:: SEITENAUSZUG ::
Dafür musste das Land einige Kriterien erfüllen. Die Inflation beispielsweise darf höchstens 1,5 Prozent über dem Wert liegen, den die drei besten EU-Länder erreichen. Weitere Voraussetzungen beziehen sich auf das Zinsniveau, und gegen das interessierte Land darf kein Verfahren der EU wegen übermässiger Verschuldung laufen.

«Gratulation, Bulgarien!», meinte die EU-Kommissionspräsidentin Ursula von der Leyen am Mittwoch. Die Euphorie ist insofern berechtigt, als Bulgarien ursprünglich danach strebte, den Euro 2009 einzuführen – und scheiterte. Die wirtschaftlichen Daten waren zu schlecht. Nun aber ist der Beitritt zur Euro-Zone zum Greifen nahe.

Bulgarien ist allerdings ein wirtschaftlicher Zwerg. Seine Wirtschaftsleistung (BIP) pro Kopf ist die niedrigste der EU und liegt bei bloss 64 Prozent des Durchschnitts aller EU-Länder.

:: WAS ZU TUN IST ::
Nenne bitte anhand des Auszugs über Bulgariens Weg in die Euro-Zone das Jahr, in dem Bulgarien den Euro ursprünglich einführen wollte.

:: EXTRAHIERTE DATEN ::
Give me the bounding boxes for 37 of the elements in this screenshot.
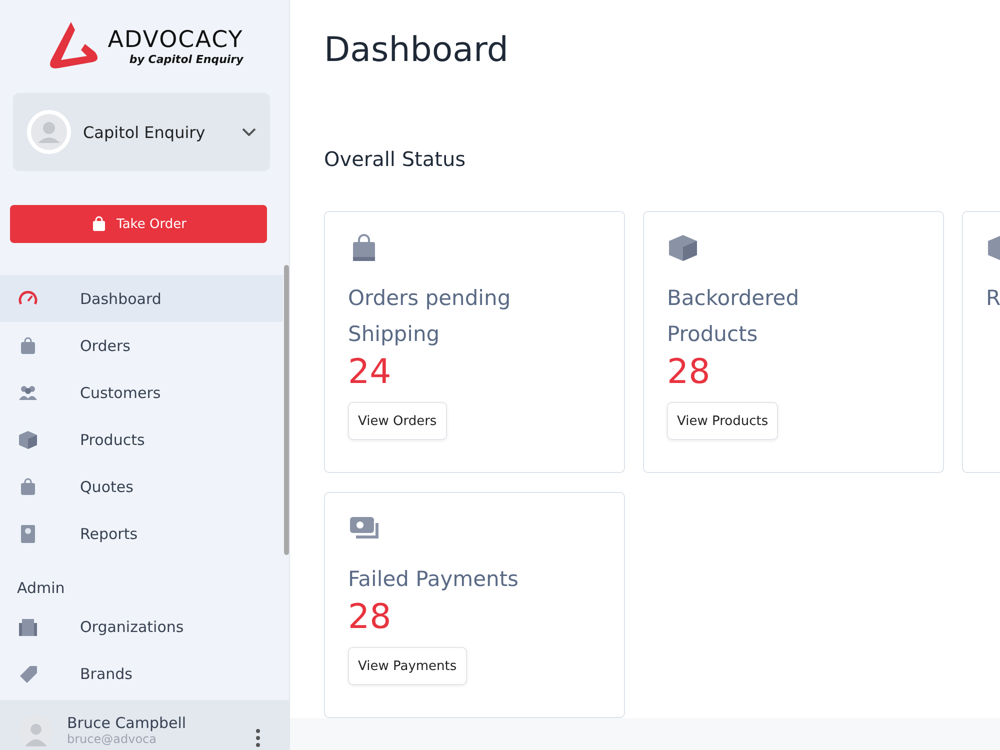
card-title: Failed Payments [348, 566, 518, 593]
section-heading: Admin [16, 578, 66, 599]
logo-byline: by Capitol Enquiry [129, 52, 244, 66]
nav-item[interactable]: Brands [0, 650, 283, 697]
nav-item[interactable]: Reports [0, 510, 283, 557]
more-icon[interactable] [255, 728, 261, 748]
building-icon [18, 616, 38, 636]
card-title: R [986, 285, 1000, 312]
view-button[interactable]: View Products [667, 402, 778, 440]
card-value: 28 [348, 597, 392, 637]
tag-icon [18, 664, 38, 684]
nav-item[interactable]: Organizations [0, 603, 283, 650]
user-email: bruce@advoca [67, 732, 158, 746]
shopping-bag-icon [90, 216, 107, 232]
shopping-bag-icon [18, 476, 38, 496]
view-button[interactable]: View Orders [348, 402, 447, 440]
page-title: Dashboard [324, 30, 508, 70]
card-title: Backordered Products [667, 285, 800, 348]
chevron-down-icon [242, 128, 256, 136]
card-value: 28 [667, 352, 710, 392]
card-value: 24 [348, 352, 392, 392]
shopping-bag-icon [18, 336, 38, 356]
user-name: Bruce Campbell [67, 714, 188, 732]
nav-item[interactable]: Dashboard [0, 275, 283, 322]
report-icon [18, 524, 38, 544]
nav-item[interactable]: Products [0, 416, 283, 463]
avatar-icon [27, 110, 71, 154]
view-button[interactable]: View Payments [348, 647, 467, 685]
account-selector[interactable]: Capitol Enquiry [13, 93, 270, 171]
logo-name: ADVOCACY [108, 26, 244, 52]
card-title: Orders pending Shipping [348, 285, 512, 348]
nav-item[interactable]: Orders [0, 322, 283, 369]
nav-item[interactable]: Quotes [0, 463, 283, 510]
section-title: Overall Status [324, 147, 467, 171]
nav-item[interactable]: Customers [0, 369, 283, 416]
take-order-button[interactable]: Take Order [10, 205, 267, 243]
scrollbar[interactable] [284, 265, 289, 555]
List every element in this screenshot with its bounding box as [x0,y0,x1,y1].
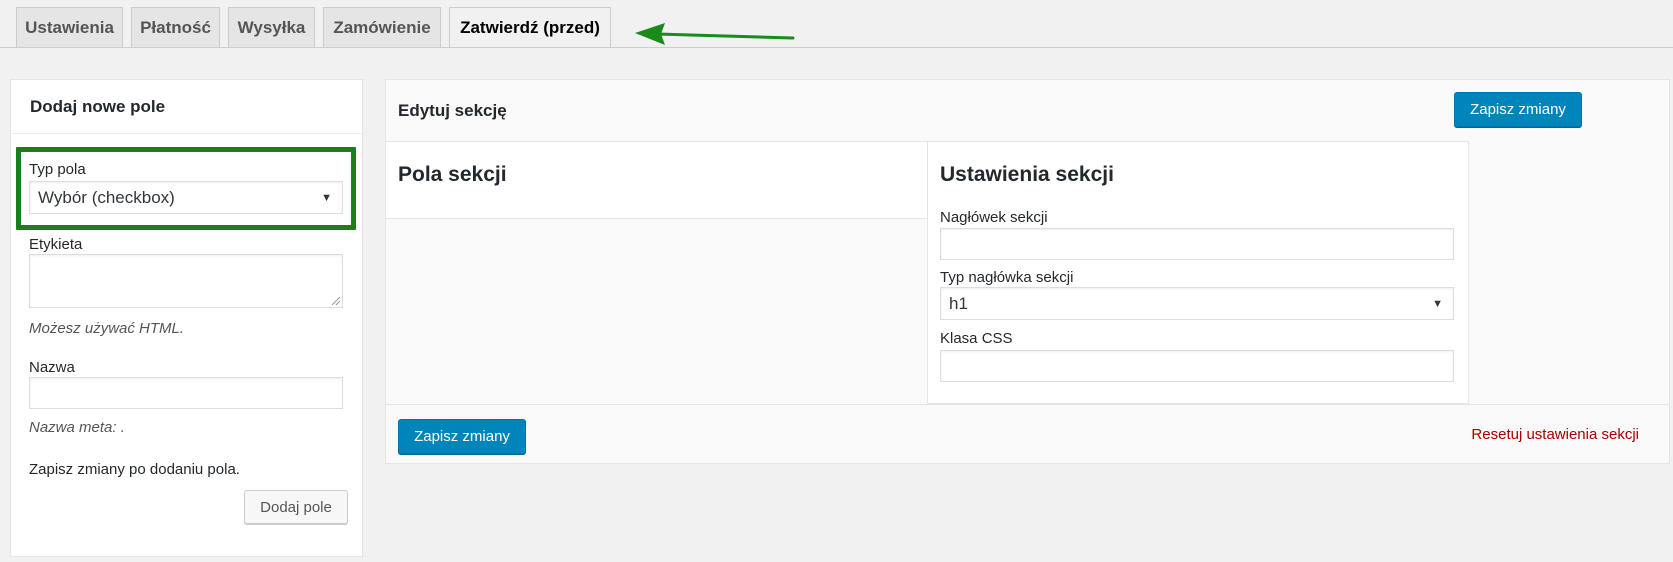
meta-name-hint: Nazwa meta: . [29,419,125,436]
tab-platnosc[interactable]: Płatność [131,7,220,47]
save-changes-button-top[interactable]: Zapisz zmiany [1454,92,1582,127]
save-changes-button-bottom[interactable]: Zapisz zmiany [398,419,526,454]
add-field-button[interactable]: Dodaj pole [244,490,348,524]
field-type-value: Wybór (checkbox) [38,187,175,207]
section-settings-column: Ustawienia sekcji Nagłówek sekcji Typ na… [927,141,1469,404]
tab-zatwierdz-przed[interactable]: Zatwierdź (przed) [449,7,611,48]
name-field-label: Nazwa [29,359,75,376]
name-input[interactable] [29,377,343,409]
html-hint: Możesz używać HTML. [29,320,185,337]
label-textarea[interactable] [29,254,343,308]
add-field-header: Dodaj nowe pole [11,80,362,134]
edit-section-panel: Edytuj sekcję Zapisz zmiany Pola sekcji … [385,79,1670,464]
add-field-panel: Dodaj nowe pole Typ pola Wybór (checkbox… [10,79,363,557]
chevron-down-icon: ▼ [1432,297,1443,310]
field-type-select[interactable]: Wybór (checkbox) ▼ [29,181,343,214]
edit-section-title: Edytuj sekcję [398,101,507,120]
label-field-label: Etykieta [29,236,83,253]
resize-handle-icon[interactable] [332,297,340,305]
section-heading-label: Nagłówek sekcji [940,209,1048,226]
heading-type-select[interactable]: h1 ▼ [940,287,1454,320]
heading-type-label: Typ nagłówka sekcji [940,269,1074,286]
footer-divider [386,404,1669,405]
section-settings-title: Ustawienia sekcji [940,163,1114,186]
field-type-label: Typ pola [29,161,86,178]
tab-wysylka[interactable]: Wysyłka [228,7,315,47]
section-heading-input[interactable] [940,228,1454,260]
css-class-input[interactable] [940,350,1454,382]
heading-type-value: h1 [949,293,968,313]
save-note: Zapisz zmiany po dodaniu pola. [29,461,240,478]
tab-zamowienie[interactable]: Zamówienie [323,7,441,47]
css-class-label: Klasa CSS [940,330,1013,347]
add-field-title: Dodaj nowe pole [30,97,166,116]
section-fields-title: Pola sekcji [398,163,507,186]
chevron-down-icon: ▼ [321,191,332,204]
section-fields-column: Pola sekcji [386,141,927,219]
tab-ustawienia[interactable]: Ustawienia [16,7,123,47]
reset-section-settings-link[interactable]: Resetuj ustawienia sekcji [1471,426,1639,443]
annotation-arrow-icon [635,23,795,45]
tabs-divider [0,47,1673,48]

:: LÖSUNG ::
Bulgarien wollte den Euro ursprünglich 2009 einführen.